DIRECTION: Extract all of the entries and set them down verbatim.
⟨
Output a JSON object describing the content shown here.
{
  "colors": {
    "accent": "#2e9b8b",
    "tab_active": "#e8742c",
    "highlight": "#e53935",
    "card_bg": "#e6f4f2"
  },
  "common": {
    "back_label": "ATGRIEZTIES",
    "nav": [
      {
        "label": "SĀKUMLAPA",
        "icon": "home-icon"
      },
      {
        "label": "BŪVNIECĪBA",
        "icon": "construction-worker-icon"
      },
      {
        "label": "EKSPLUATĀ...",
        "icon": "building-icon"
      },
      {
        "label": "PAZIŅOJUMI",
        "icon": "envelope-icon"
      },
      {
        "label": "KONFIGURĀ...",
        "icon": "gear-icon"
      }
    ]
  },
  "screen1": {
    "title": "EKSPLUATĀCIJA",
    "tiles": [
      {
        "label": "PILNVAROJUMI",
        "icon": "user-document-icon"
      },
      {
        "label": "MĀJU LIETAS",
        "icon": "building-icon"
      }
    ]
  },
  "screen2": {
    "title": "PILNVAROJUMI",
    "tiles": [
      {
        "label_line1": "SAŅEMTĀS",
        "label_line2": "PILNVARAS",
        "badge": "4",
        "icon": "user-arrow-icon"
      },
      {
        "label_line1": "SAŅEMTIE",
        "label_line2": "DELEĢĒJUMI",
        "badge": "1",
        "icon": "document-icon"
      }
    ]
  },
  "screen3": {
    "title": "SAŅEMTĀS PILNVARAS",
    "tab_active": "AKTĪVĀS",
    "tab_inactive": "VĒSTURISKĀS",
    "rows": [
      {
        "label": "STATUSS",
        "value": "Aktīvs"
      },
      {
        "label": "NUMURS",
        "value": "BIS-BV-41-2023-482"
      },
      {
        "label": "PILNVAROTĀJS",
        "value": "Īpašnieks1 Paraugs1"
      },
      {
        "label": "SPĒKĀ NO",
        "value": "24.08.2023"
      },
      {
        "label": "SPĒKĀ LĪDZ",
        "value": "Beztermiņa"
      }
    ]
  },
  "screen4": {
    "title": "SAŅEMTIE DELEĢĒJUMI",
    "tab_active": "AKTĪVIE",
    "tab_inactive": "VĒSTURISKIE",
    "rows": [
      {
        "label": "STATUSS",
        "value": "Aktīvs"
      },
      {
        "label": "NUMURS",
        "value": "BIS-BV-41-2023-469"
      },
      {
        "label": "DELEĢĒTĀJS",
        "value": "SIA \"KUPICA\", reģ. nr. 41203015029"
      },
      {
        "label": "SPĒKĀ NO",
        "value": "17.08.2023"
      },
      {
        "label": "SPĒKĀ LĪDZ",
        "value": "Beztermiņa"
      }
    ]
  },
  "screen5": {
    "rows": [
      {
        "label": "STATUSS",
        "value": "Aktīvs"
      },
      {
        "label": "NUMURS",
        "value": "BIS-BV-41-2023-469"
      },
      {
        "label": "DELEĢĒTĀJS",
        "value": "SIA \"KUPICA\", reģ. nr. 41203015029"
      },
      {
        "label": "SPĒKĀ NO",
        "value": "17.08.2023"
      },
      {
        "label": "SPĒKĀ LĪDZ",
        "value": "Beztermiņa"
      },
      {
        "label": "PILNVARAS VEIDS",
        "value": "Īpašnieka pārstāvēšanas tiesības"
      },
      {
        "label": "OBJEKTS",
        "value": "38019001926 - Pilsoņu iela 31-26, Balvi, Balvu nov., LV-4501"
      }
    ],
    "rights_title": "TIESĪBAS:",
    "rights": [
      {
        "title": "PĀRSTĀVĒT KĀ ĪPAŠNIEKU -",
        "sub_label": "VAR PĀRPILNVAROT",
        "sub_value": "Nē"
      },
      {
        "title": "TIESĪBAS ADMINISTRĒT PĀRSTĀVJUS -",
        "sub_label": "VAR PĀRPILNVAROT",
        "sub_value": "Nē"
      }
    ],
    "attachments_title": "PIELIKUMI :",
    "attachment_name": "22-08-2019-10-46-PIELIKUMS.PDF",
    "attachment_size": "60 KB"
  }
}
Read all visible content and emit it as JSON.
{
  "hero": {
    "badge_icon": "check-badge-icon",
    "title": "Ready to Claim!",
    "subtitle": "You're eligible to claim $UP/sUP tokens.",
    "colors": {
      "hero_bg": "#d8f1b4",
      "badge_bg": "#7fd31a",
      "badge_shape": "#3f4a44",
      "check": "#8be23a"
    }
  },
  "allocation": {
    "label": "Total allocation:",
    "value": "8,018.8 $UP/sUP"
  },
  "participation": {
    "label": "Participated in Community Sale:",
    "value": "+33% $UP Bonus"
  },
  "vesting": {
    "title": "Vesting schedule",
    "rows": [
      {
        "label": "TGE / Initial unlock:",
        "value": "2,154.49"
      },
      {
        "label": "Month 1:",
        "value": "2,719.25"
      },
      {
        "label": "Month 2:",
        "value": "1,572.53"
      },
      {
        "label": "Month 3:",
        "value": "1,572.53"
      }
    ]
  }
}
⟩
WRITTEN RESPONSE:
Output a JSON object describing the content shown here.
{
  "colors": {
    "accent": "#2e9b8b",
    "tab_active": "#e8742c",
    "highlight": "#e53935",
    "card_bg": "#e6f4f2"
  },
  "common": {
    "back_label": "ATGRIEZTIES",
    "nav": [
      {
        "label": "SĀKUMLAPA",
        "icon": "home-icon"
      },
      {
        "label": "BŪVNIECĪBA",
        "icon": "construction-worker-icon"
      },
      {
        "label": "EKSPLUATĀ...",
        "icon": "building-icon"
      },
      {
        "label": "PAZIŅOJUMI",
        "icon": "envelope-icon"
      },
      {
        "label": "KONFIGURĀ...",
        "icon": "gear-icon"
      }
    ]
  },
  "screen1": {
    "title": "EKSPLUATĀCIJA",
    "tiles": [
      {
        "label": "PILNVAROJUMI",
        "icon": "user-document-icon"
      },
      {
        "label": "MĀJU LIETAS",
        "icon": "building-icon"
      }
    ]
  },
  "screen2": {
    "title": "PILNVAROJUMI",
    "tiles": [
      {
        "label_line1": "SAŅEMTĀS",
        "label_line2": "PILNVARAS",
        "badge": "4",
        "icon": "user-arrow-icon"
      },
      {
        "label_line1": "SAŅEMTIE",
        "label_line2": "DELEĢĒJUMI",
        "badge": "1",
        "icon": "document-icon"
      }
    ]
  },
  "screen3": {
    "title": "SAŅEMTĀS PILNVARAS",
    "tab_active": "AKTĪVĀS",
    "tab_inactive": "VĒSTURISKĀS",
    "rows": [
      {
        "label": "STATUSS",
        "value": "Aktīvs"
      },
      {
        "label": "NUMURS",
        "value": "BIS-BV-41-2023-482"
      },
      {
        "label": "PILNVAROTĀJS",
        "value": "Īpašnieks1 Paraugs1"
      },
      {
        "label": "SPĒKĀ NO",
        "value": "24.08.2023"
      },
      {
        "label": "SPĒKĀ LĪDZ",
        "value": "Beztermiņa"
      }
    ]
  },
  "screen4": {
    "title": "SAŅEMTIE DELEĢĒJUMI",
    "tab_active": "AKTĪVIE",
    "tab_inactive": "VĒSTURISKIE",
    "rows": [
      {
        "label": "STATUSS",
        "value": "Aktīvs"
      },
      {
        "label": "NUMURS",
        "value": "BIS-BV-41-2023-469"
      },
      {
        "label": "DELEĢĒTĀJS",
        "value": "SIA \"KUPICA\", reģ. nr. 41203015029"
      },
      {
        "label": "SPĒKĀ NO",
        "value": "17.08.2023"
      },
      {
        "label": "SPĒKĀ LĪDZ",
        "value": "Beztermiņa"
      }
    ]
  },
  "screen5": {
    "rows": [
      {
        "label": "STATUSS",
        "value": "Aktīvs"
      },
      {
        "label": "NUMURS",
        "value": "BIS-BV-41-2023-469"
      },
      {
        "label": "DELEĢĒTĀJS",
        "value": "SIA \"KUPICA\", reģ. nr. 41203015029"
      },
      {
        "label": "SPĒKĀ NO",
        "value": "17.08.2023"
      },
      {
        "label": "SPĒKĀ LĪDZ",
        "value": "Beztermiņa"
      },
      {
        "label": "PILNVARAS VEIDS",
        "value": "Īpašnieka pārstāvēšanas tiesības"
      },
      {
        "label": "OBJEKTS",
        "value": "38019001926 - Pilsoņu iela 31-26, Balvi, Balvu nov., LV-4501"
      }
    ],
    "rights_title": "TIESĪBAS:",
    "rights": [
      {
        "title": "PĀRSTĀVĒT KĀ ĪPAŠNIEKU -",
        "sub_label": "VAR PĀRPILNVAROT",
        "sub_value": "Nē"
      },
      {
        "title": "TIESĪBAS ADMINISTRĒT PĀRSTĀVJUS -",
        "sub_label": "VAR PĀRPILNVAROT",
        "sub_value": "Nē"
      }
    ],
    "attachments_title": "PIELIKUMI :",
    "attachment_name": "22-08-2019-10-46-PIELIKUMS.PDF",
    "attachment_size": "60 KB"
  }
}
Read all visible content and emit it as JSON.
{
  "hero": {
    "badge_icon": "check-badge-icon",
    "title": "Ready to Claim!",
    "subtitle": "You're eligible to claim $UP/sUP tokens.",
    "colors": {
      "hero_bg": "#d8f1b4",
      "badge_bg": "#7fd31a",
      "badge_shape": "#3f4a44",
      "check": "#8be23a"
    }
  },
  "allocation": {
    "label": "Total allocation:",
    "value": "8,018.8 $UP/sUP"
  },
  "participation": {
    "label": "Participated in Community Sale:",
    "value": "+33% $UP Bonus"
  },
  "vesting": {
    "title": "Vesting schedule",
    "rows": [
      {
        "label": "TGE / Initial unlock:",
        "value": "2,154.49"
      },
      {
        "label": "Month 1:",
        "value": "2,719.25"
      },
      {
        "label": "Month 2:",
        "value": "1,572.53"
      },
      {
        "label": "Month 3:",
        "value": "1,572.53"
      }
    ]
  }
}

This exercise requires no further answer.